* **Page**
--- START ---

This Panther is going global
“…Panther has been busy this year preparing for and launching drilling campaigns in both Canada and Australia…”
With drilling programmes underway and consolidation of its Australian assets into a new ASX-listed subsidiary, Panther Metals plc (LON:PALM) is seeking to maintain the momentum it has established over the past two years.
Panther was one of the best performing small cap mining stocks last year. After moving from the NEX Exchange (since renamed the Aquis Stock Exchange) to the LSE Main Market last January, the company’s share price soared through 2020, rising from 2p in March to over 16p by year end as it assembled a set of promising assets in Western Australia and Canada, and developed strategies for their exploration.
Panther’s developing portfolio
Panther seeks to acquire licences offering access to the orogenic systems in Archaean and Paleoproterozoic geological settings from which most of the world’s gold is mined, although its assets are also prospective for copper, nickel and PGM metals. The company is led by CEO Darren Hazelwood, who accumulated extensive experience in the natural resource sector as a private investor before becoming a mining entrepreneur himself. Chairman Kerim Sener has participated in ventures including the discovery of more than 3.8 Moz of gold in Eastern Europe and the development of Ariana Resources’ active gold mine in Turkey, and COO Mitchell Smith is also CEO of Canadian-listed Global Energy Metals Corp.
On joining the LSE Panther had two prospects in Western Australia, the Marrakai and Annaburroo Gold Projects, covering a total area of 160km2 some 70km to the southeast of Darwin, in the region’s Northern Territory. The projects are situated within the Palaeoproterozoic Pine Creek Orogen, which hosts over 250 gold occurrences and several operating gold mines, including the Rustlers Roost deposit containing 51Mt @ 1.0 g/t Au (1.6Moz). Marrakai and Annaburroo contain several gold prospects at Donkey Hill, Johns Reef, Chins Gully and Jasons Rise, some of which have yielded gold nuggets up to 30oz in weight, and high-grade gold samples in the 30-60 g/t Au range.

--- END ---

* **Work to complete**
a) Name every gold prospect that the article on Panther Metals places within the Marrakai and Annaburroo projects.
b) In the article on Panther Metals, what is the new name of the NEX Exchange?

* **Material provided**
--- START ---

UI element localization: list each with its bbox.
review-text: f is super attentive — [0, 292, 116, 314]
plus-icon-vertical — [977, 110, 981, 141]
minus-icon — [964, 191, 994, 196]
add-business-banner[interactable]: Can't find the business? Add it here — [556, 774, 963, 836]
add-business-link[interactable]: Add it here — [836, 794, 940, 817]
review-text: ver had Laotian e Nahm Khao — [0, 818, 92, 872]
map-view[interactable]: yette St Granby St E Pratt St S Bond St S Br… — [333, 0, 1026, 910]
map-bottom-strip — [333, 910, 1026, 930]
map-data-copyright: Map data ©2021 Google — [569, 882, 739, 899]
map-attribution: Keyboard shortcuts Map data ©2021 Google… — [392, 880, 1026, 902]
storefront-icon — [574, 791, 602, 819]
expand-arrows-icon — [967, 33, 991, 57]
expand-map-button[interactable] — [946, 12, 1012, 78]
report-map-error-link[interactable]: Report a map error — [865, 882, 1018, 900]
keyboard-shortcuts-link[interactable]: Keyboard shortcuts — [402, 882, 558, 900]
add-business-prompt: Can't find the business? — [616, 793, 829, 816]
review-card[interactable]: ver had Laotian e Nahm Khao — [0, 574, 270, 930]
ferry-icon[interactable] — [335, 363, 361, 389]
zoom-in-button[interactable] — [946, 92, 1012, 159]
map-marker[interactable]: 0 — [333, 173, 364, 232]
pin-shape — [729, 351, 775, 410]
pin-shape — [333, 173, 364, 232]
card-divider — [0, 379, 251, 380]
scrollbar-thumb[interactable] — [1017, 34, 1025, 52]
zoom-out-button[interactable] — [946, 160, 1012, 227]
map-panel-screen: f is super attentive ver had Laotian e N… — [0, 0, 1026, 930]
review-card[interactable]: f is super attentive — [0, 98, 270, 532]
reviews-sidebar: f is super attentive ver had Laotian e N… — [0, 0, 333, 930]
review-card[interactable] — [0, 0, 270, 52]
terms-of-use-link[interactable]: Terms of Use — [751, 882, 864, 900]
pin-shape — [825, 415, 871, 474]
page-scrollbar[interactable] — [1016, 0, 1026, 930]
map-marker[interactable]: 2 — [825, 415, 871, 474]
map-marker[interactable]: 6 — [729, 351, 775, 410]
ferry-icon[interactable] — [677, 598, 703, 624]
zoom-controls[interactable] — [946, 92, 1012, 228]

--- END ---

* **Expected results**
a) Donkey Hill, Johns Reef, Chins Gully, Jasons Rise

b) The Aquis Stock Exchange